EXERCISE BRIEF - All records should be reproduced verbatim.

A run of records
━━━━━━━━━━━━━━━━

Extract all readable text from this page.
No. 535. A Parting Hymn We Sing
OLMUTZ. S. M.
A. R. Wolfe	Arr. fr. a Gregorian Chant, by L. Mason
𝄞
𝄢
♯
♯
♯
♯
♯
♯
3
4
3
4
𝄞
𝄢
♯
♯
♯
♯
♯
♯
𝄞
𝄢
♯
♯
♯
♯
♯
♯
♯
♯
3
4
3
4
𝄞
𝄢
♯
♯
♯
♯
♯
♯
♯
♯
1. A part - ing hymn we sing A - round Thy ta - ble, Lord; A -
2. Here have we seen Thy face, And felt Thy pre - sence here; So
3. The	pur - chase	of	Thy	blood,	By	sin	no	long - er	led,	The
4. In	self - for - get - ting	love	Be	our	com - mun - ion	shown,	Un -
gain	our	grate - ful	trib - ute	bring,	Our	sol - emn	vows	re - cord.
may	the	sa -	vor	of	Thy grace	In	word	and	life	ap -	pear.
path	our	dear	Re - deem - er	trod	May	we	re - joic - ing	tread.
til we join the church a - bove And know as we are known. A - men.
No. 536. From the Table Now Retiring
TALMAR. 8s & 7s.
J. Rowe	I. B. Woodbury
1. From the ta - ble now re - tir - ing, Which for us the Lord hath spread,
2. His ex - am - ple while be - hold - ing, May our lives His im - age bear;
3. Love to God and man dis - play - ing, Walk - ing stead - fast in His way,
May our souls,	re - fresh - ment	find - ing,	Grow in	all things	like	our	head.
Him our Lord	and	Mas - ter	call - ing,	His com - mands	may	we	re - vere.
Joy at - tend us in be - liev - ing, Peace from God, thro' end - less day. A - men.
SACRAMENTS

━━━━━━━━━━━━━━━━

SOLVED EXERCISE -
Extract all readable text from this page.
No. 535. A Parting Hymn We Sing
OLMUTZ. S. M.
A. R. Wolfe	Arr. fr. a Gregorian Chant, by L. Mason
𝄞
𝄢
♯
♯
♯
♯
♯
♯
3
4
3
4
𝄞
𝄢
♯
♯
♯
♯
♯
♯
𝄞
𝄢
♯
♯
♯
♯
♯
♯
♯
♯
3
4
3
4
𝄞
𝄢
♯
♯
♯
♯
♯
♯
♯
♯
1. A part - ing hymn we sing A - round Thy ta - ble, Lord; A -
2. Here have we seen Thy face, And felt Thy pre - sence here; So
3. The	pur - chase	of	Thy	blood,	By	sin	no	long - er	led,	The
4. In	self - for - get - ting	love	Be	our	com - mun - ion	shown,	Un -
gain	our	grate - ful	trib - ute	bring,	Our	sol - emn	vows	re - cord.
may	the	sa -	vor	of	Thy grace	In	word	and	life	ap -	pear.
path	our	dear	Re - deem - er	trod	May	we	re - joic - ing	tread.
til we join the church a - bove And know as we are known. A - men.
No. 536. From the Table Now Retiring
TALMAR. 8s & 7s.
J. Rowe	I. B. Woodbury
1. From the ta - ble now re - tir - ing, Which for us the Lord hath spread,
2. His ex - am - ple while be - hold - ing, May our lives His im - age bear;
3. Love to God and man dis - play - ing, Walk - ing stead - fast in His way,
May our souls,	re - fresh - ment	find - ing,	Grow in	all things	like	our	head.
Him our Lord	and	Mas - ter	call - ing,	His com - mands	may	we	re - vere.
Joy at - tend us in be - liev - ing, Peace from God, thro' end - less day. A - men.
SACRAMENTS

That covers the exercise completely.